* **What is being asked**
Reproduce all of the data that follows, character for character.

──────── Task material ────────

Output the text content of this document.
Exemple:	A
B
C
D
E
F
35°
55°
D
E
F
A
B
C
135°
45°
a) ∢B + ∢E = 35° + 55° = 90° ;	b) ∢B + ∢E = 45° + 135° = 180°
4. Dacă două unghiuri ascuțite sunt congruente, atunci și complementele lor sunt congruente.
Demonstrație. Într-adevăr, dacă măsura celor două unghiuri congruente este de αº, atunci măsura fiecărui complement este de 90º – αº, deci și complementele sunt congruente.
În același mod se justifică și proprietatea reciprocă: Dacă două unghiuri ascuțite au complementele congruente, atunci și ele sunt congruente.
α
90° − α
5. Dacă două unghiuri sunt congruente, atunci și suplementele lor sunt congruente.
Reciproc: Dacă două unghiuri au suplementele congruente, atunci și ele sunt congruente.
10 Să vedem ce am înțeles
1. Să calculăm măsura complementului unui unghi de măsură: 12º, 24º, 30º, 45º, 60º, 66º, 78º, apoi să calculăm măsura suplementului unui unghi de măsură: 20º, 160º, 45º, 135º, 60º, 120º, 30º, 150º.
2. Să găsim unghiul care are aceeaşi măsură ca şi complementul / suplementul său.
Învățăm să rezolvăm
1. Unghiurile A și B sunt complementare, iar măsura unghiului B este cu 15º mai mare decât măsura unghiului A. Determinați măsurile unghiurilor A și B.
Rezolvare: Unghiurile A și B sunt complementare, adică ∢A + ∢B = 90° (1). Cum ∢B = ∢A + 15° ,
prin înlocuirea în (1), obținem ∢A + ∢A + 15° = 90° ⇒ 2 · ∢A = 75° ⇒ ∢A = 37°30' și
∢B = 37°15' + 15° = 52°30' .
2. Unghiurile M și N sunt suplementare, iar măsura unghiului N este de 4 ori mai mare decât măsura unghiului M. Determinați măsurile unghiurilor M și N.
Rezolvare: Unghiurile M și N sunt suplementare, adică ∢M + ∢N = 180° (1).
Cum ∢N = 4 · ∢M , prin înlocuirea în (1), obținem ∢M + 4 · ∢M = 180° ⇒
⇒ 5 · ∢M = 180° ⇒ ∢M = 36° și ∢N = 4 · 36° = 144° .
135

────────

* **Finished task**
Output the text content of this document.
Exemple:	A
B
C
D
E
F
35°
55°
D
E
F
A
B
C
135°
45°
a) ∢B + ∢E = 35° + 55° = 90° ;	b) ∢B + ∢E = 45° + 135° = 180°
4. Dacă două unghiuri ascuțite sunt congruente, atunci și complementele lor sunt congruente.
Demonstrație. Într-adevăr, dacă măsura celor două unghiuri congruente este de αº, atunci măsura fiecărui complement este de 90º – αº, deci și complementele sunt congruente.
În același mod se justifică și proprietatea reciprocă: Dacă două unghiuri ascuțite au complementele congruente, atunci și ele sunt congruente.
α
90° − α
5. Dacă două unghiuri sunt congruente, atunci și suplementele lor sunt congruente.
Reciproc: Dacă două unghiuri au suplementele congruente, atunci și ele sunt congruente.
10 Să vedem ce am înțeles
1. Să calculăm măsura complementului unui unghi de măsură: 12º, 24º, 30º, 45º, 60º, 66º, 78º, apoi să calculăm măsura suplementului unui unghi de măsură: 20º, 160º, 45º, 135º, 60º, 120º, 30º, 150º.
2. Să găsim unghiul care are aceeaşi măsură ca şi complementul / suplementul său.
Învățăm să rezolvăm
1. Unghiurile A și B sunt complementare, iar măsura unghiului B este cu 15º mai mare decât măsura unghiului A. Determinați măsurile unghiurilor A și B.
Rezolvare: Unghiurile A și B sunt complementare, adică ∢A + ∢B = 90° (1). Cum ∢B = ∢A + 15° ,
prin înlocuirea în (1), obținem ∢A + ∢A + 15° = 90° ⇒ 2 · ∢A = 75° ⇒ ∢A = 37°30' și
∢B = 37°15' + 15° = 52°30' .
2. Unghiurile M și N sunt suplementare, iar măsura unghiului N este de 4 ori mai mare decât măsura unghiului M. Determinați măsurile unghiurilor M și N.
Rezolvare: Unghiurile M și N sunt suplementare, adică ∢M + ∢N = 180° (1).
Cum ∢N = 4 · ∢M , prin înlocuirea în (1), obținem ∢M + 4 · ∢M = 180° ⇒
⇒ 5 · ∢M = 180° ⇒ ∢M = 36° și ∢N = 4 · 36° = 144° .
135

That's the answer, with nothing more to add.